- **Task details**: Leave out the pictures and copy each record below exactly.

(Figure content listings)

-=-=-

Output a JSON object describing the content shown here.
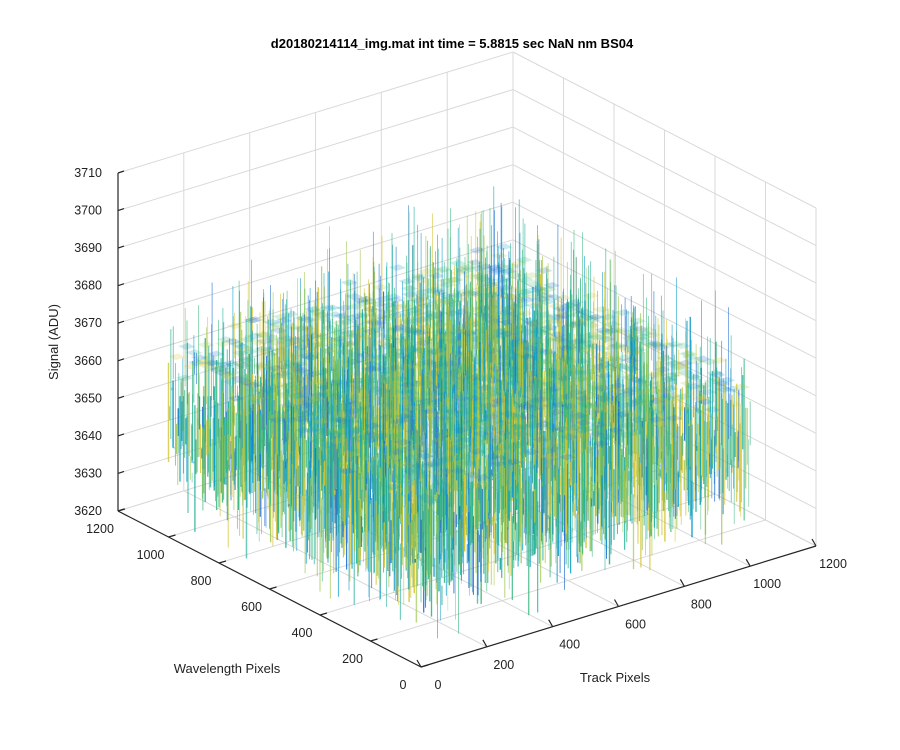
{
  "chart_data": {
    "type": "surface",
    "title": "d20180214114_img.mat int time = 5.8815 sec  NaN nm BS04",
    "xlabel": "Track Pixels",
    "ylabel": "Wavelength Pixels",
    "zlabel": "Signal (ADU)",
    "xlim": [
      0,
      1200
    ],
    "ylim": [
      0,
      1200
    ],
    "zlim": [
      3620,
      3710
    ],
    "x_ticks": [
      "0",
      "200",
      "400",
      "600",
      "800",
      "1000",
      "1200"
    ],
    "y_ticks": [
      "0",
      "200",
      "400",
      "600",
      "800",
      "1000",
      "1200"
    ],
    "z_ticks": [
      "3620",
      "3630",
      "3640",
      "3650",
      "3660",
      "3670",
      "3680",
      "3690",
      "3700",
      "3710"
    ],
    "surface": {
      "x_extent": [
        0,
        1000
      ],
      "y_extent": [
        0,
        1000
      ],
      "mean_signal": 3650,
      "signal_min": 3625,
      "signal_max": 3690,
      "colormap": [
        "#1f6fd1",
        "#0f9cc9",
        "#1fae9a",
        "#3cb880",
        "#9ec64a",
        "#d4c32e"
      ]
    },
    "grid": true
  }
}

-=-=-

- **The reply**:
Output a JSON object describing the content shown here.
{
  "chart_data": {
    "type": "surface",
    "title": "d20180214114_img.mat int time = 5.8815 sec  NaN nm BS04",
    "xlabel": "Track Pixels",
    "ylabel": "Wavelength Pixels",
    "zlabel": "Signal (ADU)",
    "xlim": [
      0,
      1200
    ],
    "ylim": [
      0,
      1200
    ],
    "zlim": [
      3620,
      3710
    ],
    "x_ticks": [
      "0",
      "200",
      "400",
      "600",
      "800",
      "1000",
      "1200"
    ],
    "y_ticks": [
      "0",
      "200",
      "400",
      "600",
      "800",
      "1000",
      "1200"
    ],
    "z_ticks": [
      "3620",
      "3630",
      "3640",
      "3650",
      "3660",
      "3670",
      "3680",
      "3690",
      "3700",
      "3710"
    ],
    "surface": {
      "x_extent": [
        0,
        1000
      ],
      "y_extent": [
        0,
        1000
      ],
      "mean_signal": 3650,
      "signal_min": 3625,
      "signal_max": 3690,
      "colormap": [
        "#1f6fd1",
        "#0f9cc9",
        "#1fae9a",
        "#3cb880",
        "#9ec64a",
        "#d4c32e"
      ]
    },
    "grid": true
  }
}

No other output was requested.